_What to produce_.
In the records below, find the line with "Read out every word on this page." and repeat it and every line after it, exactly, without any pictures.

_Dataset rows_.
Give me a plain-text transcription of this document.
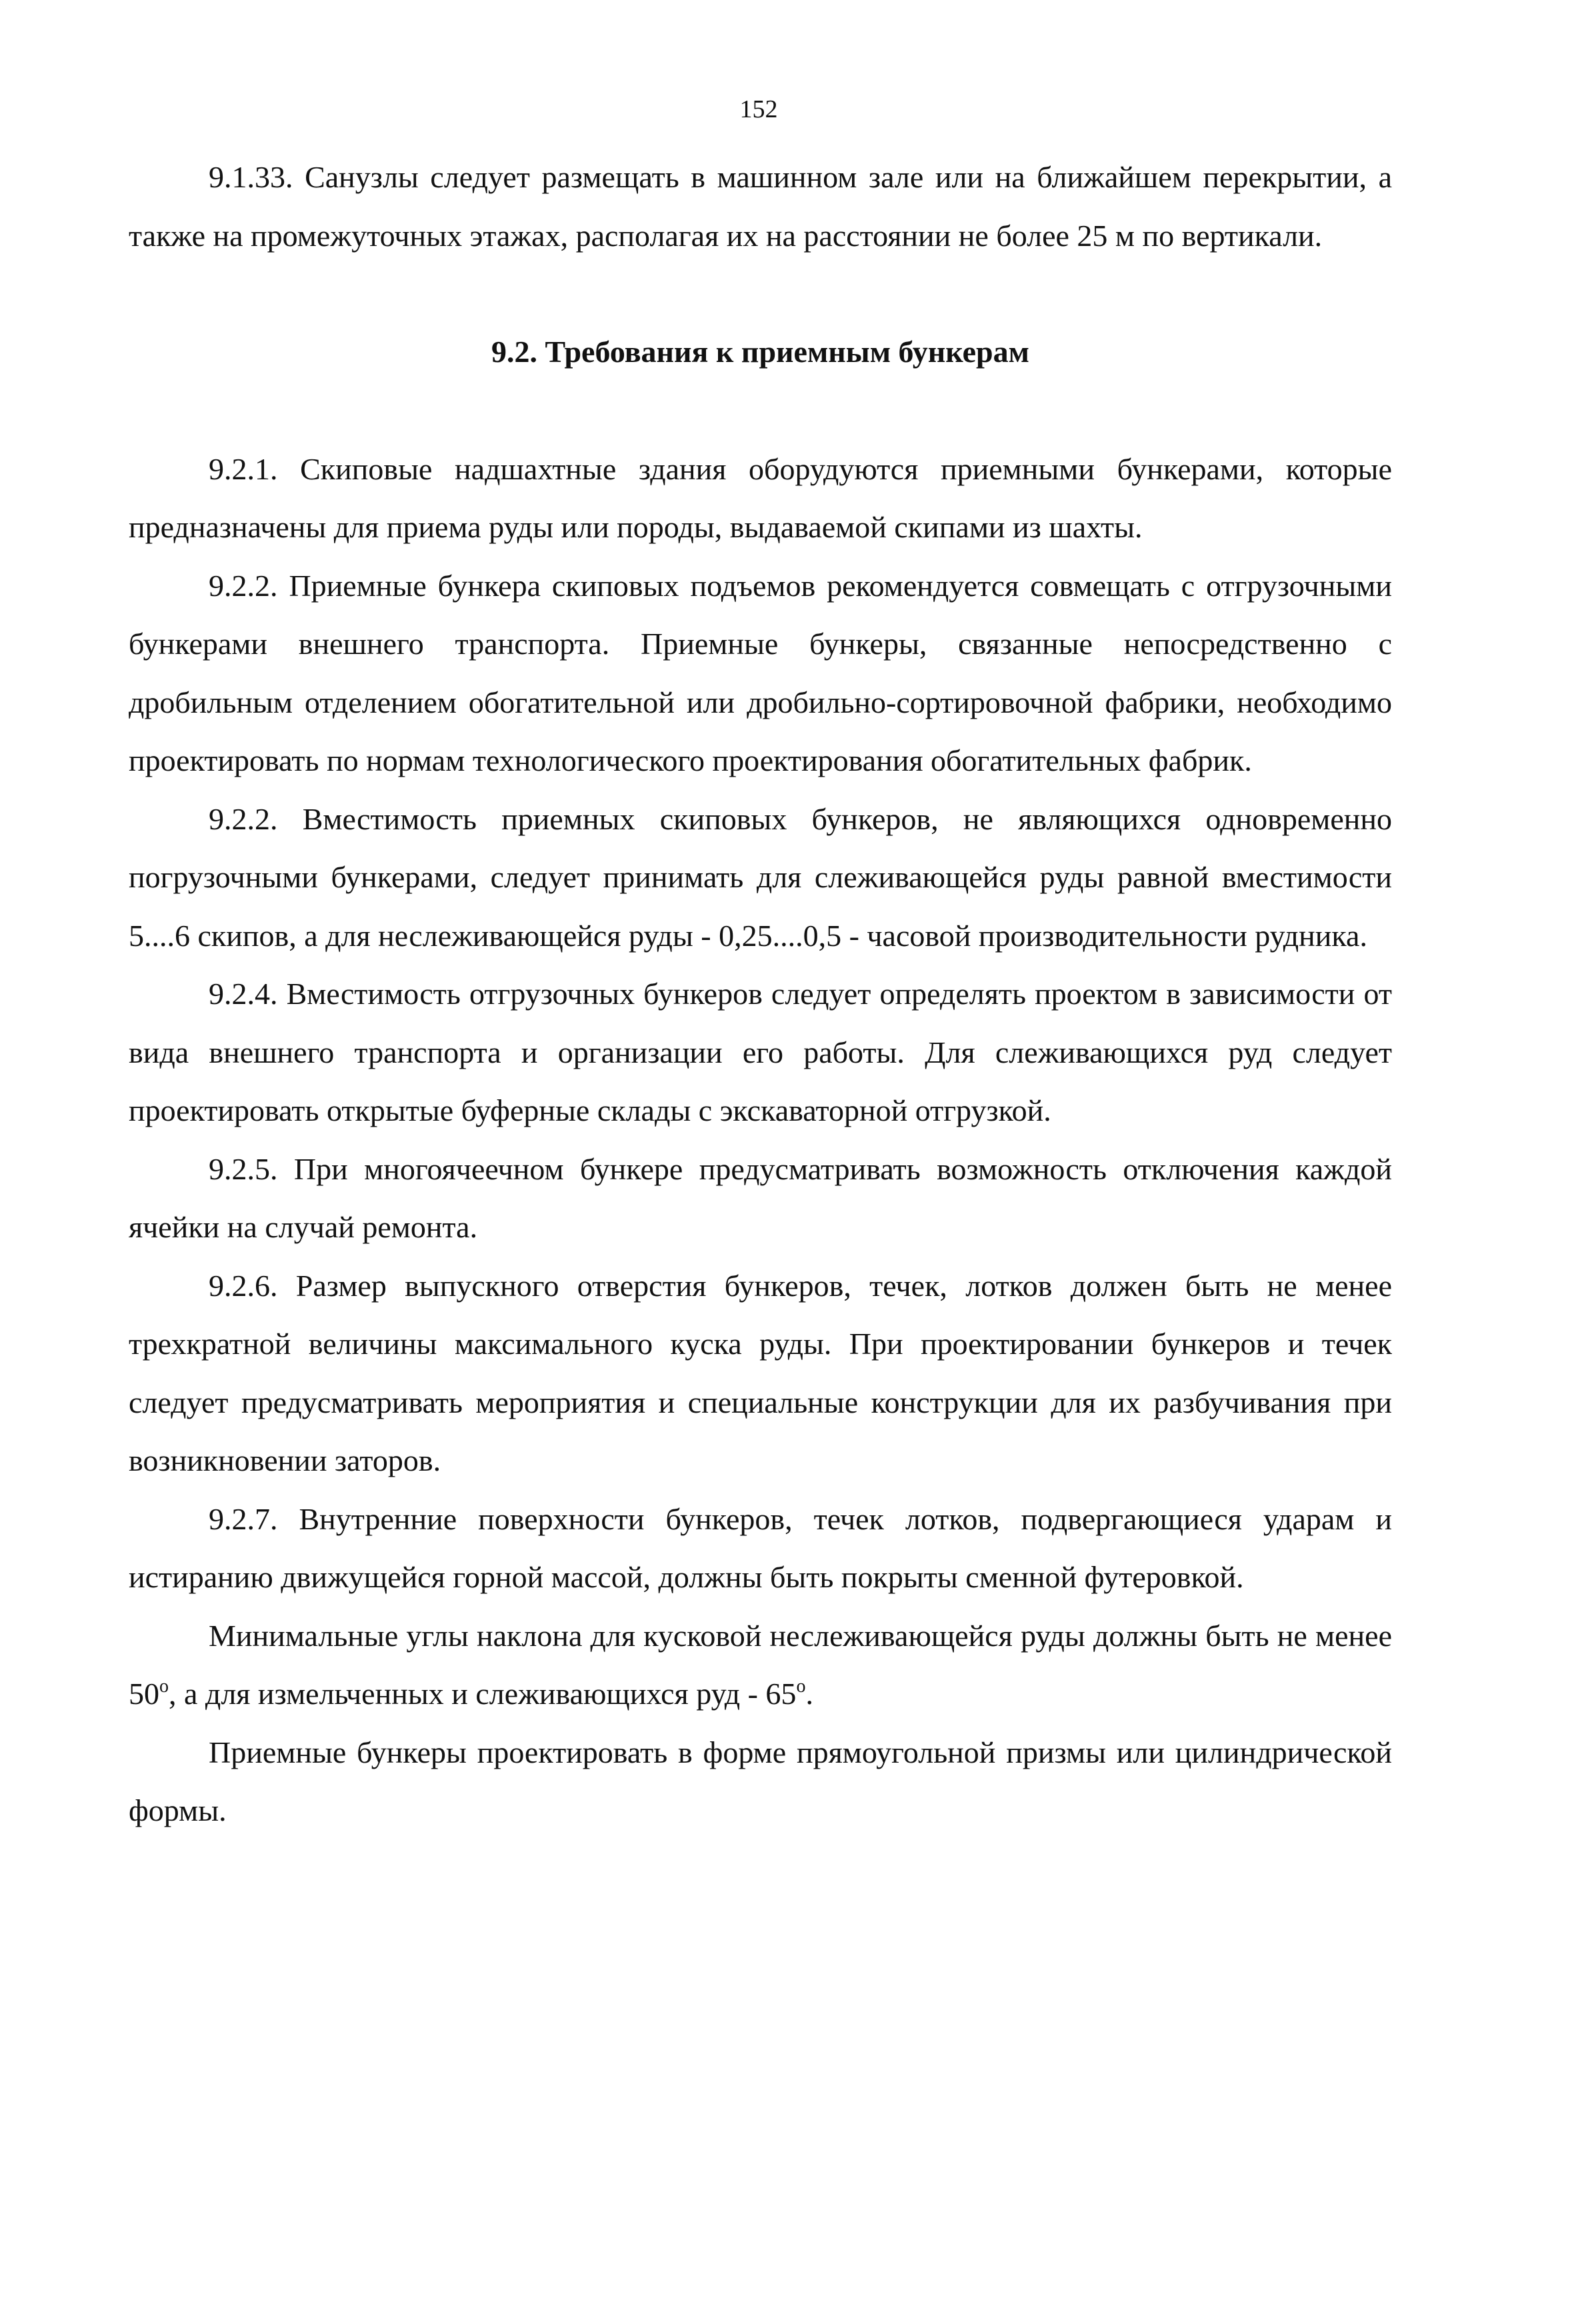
152

9.1.33. Санузлы следует размещать в машинном зале или на ближайшем перекрытии, а также на промежуточных этажах, располагая их на расстоянии не более 25 м по вертикали.

9.2. Требования к приемным бункерам

9.2.1. Скиповые надшахтные здания оборудуются приемными бункерами, которые предназначены для приема руды или породы, выдаваемой скипами из шахты.

9.2.2. Приемные бункера скиповых подъемов рекомендуется совмещать с отгрузочными бункерами внешнего транспорта. Приемные бункеры, связанные непосредственно с дробильным отделением обогатительной или дробильно-сортировочной фабрики, необходимо проектировать по нормам технологического проектирования обогатительных фабрик.

9.2.2. Вместимость приемных скиповых бункеров, не являющихся одновременно погрузочными бункерами, следует принимать для слеживающейся руды равной вместимости 5....6 скипов, а для неслеживающейся руды - 0,25....0,5 - часовой производительности рудника.

9.2.4. Вместимость отгрузочных бункеров следует определять проектом в зависимости от вида внешнего транспорта и организации его работы. Для слеживающихся руд следует проектировать открытые буферные склады с экскаваторной отгрузкой.

9.2.5. При многоячеечном бункере предусматривать возможность отключения каждой ячейки на случай ремонта.

9.2.6. Размер выпускного отверстия бункеров, течек, лотков должен быть не менее трехкратной величины максимального куска руды. При проектировании бункеров и течек следует предусматривать мероприятия и специальные конструкции для их разбучивания при возникновении заторов.

9.2.7. Внутренние поверхности бункеров, течек лотков, подвергающиеся ударам и истиранию движущейся горной массой, должны быть покрыты сменной футеровкой.

Минимальные углы наклона для кусковой неслеживающейся руды должны быть не менее 50$^o$, а для измельченных и слеживающихся руд - 65$^o$.

Приемные бункеры проектировать в форме прямоугольной призмы или цилиндрической формы.
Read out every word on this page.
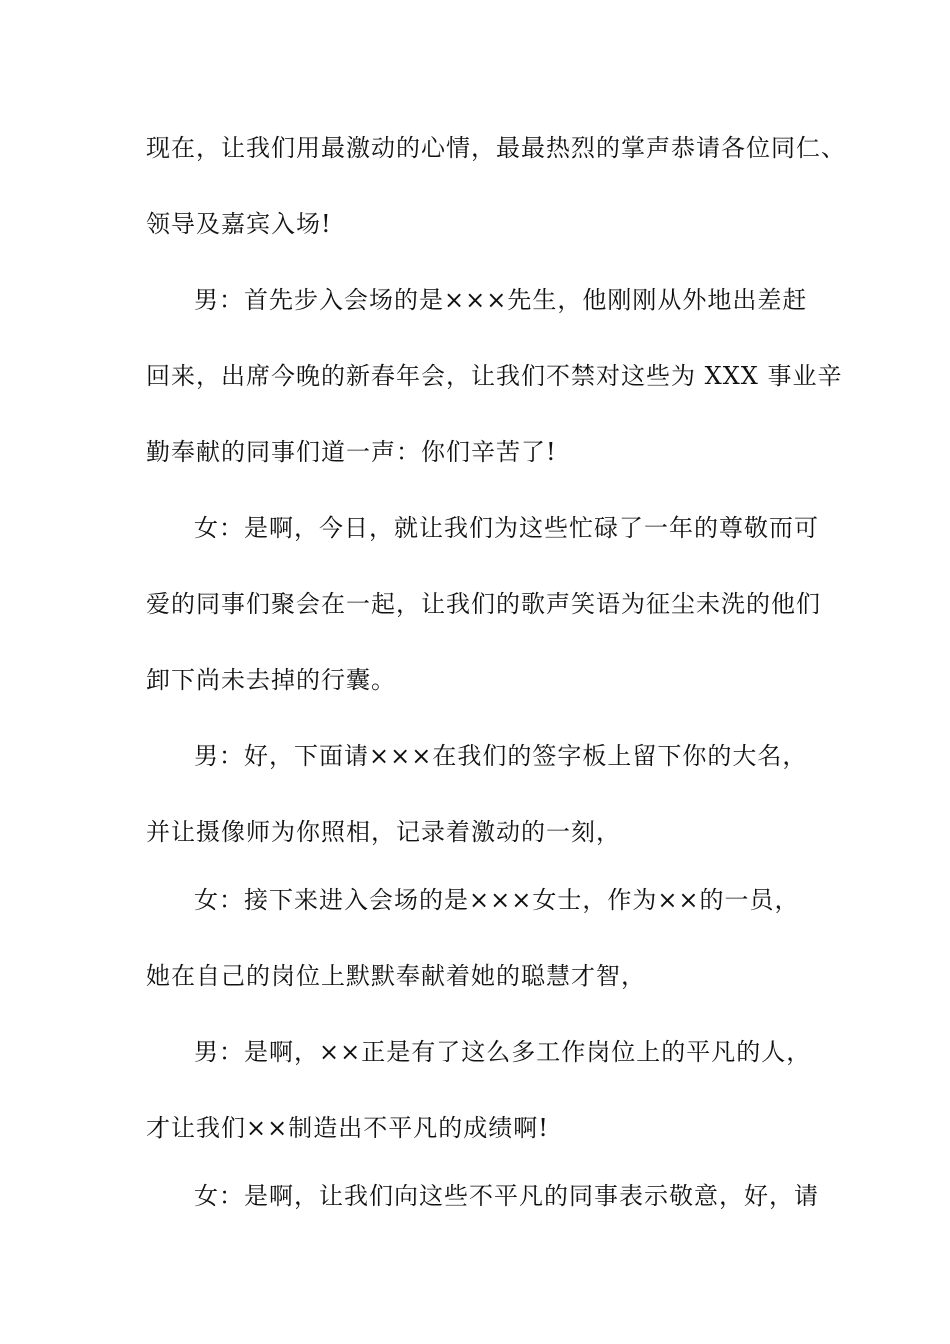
现在，让我们用最激动的心情，最最热烈的掌声恭请各位同仁、
领导及嘉宾入场!
男：首先步入会场的是×××先生，他刚刚从外地出差赶
回来，出席今晚的新春年会，让我们不禁对这些为 XXX 事业辛
勤奉献的同事们道一声：你们辛苦了!
女：是啊，今日，就让我们为这些忙碌了一年的尊敬而可
爱的同事们聚会在一起，让我们的歌声笑语为征尘未洗的他们
卸下尚未去掉的行囊。
男：好，下面请×××在我们的签字板上留下你的大名，
并让摄像师为你照相，记录着激动的一刻，
女：接下来进入会场的是×××女士，作为××的一员，
她在自己的岗位上默默奉献着她的聪慧才智，
男：是啊，××正是有了这么多工作岗位上的平凡的人，
才让我们××制造出不平凡的成绩啊!
女：是啊，让我们向这些不平凡的同事表示敬意，好，请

_Task response_.
Read out every word on this page.
现在，让我们用最激动的心情，最最热烈的掌声恭请各位同仁、
领导及嘉宾入场!
男：首先步入会场的是×××先生，他刚刚从外地出差赶
回来，出席今晚的新春年会，让我们不禁对这些为 XXX 事业辛
勤奉献的同事们道一声：你们辛苦了!
女：是啊，今日，就让我们为这些忙碌了一年的尊敬而可
爱的同事们聚会在一起，让我们的歌声笑语为征尘未洗的他们
卸下尚未去掉的行囊。
男：好，下面请×××在我们的签字板上留下你的大名，
并让摄像师为你照相，记录着激动的一刻，
女：接下来进入会场的是×××女士，作为××的一员，
她在自己的岗位上默默奉献着她的聪慧才智，
男：是啊，××正是有了这么多工作岗位上的平凡的人，
才让我们××制造出不平凡的成绩啊!
女：是啊，让我们向这些不平凡的同事表示敬意，好，请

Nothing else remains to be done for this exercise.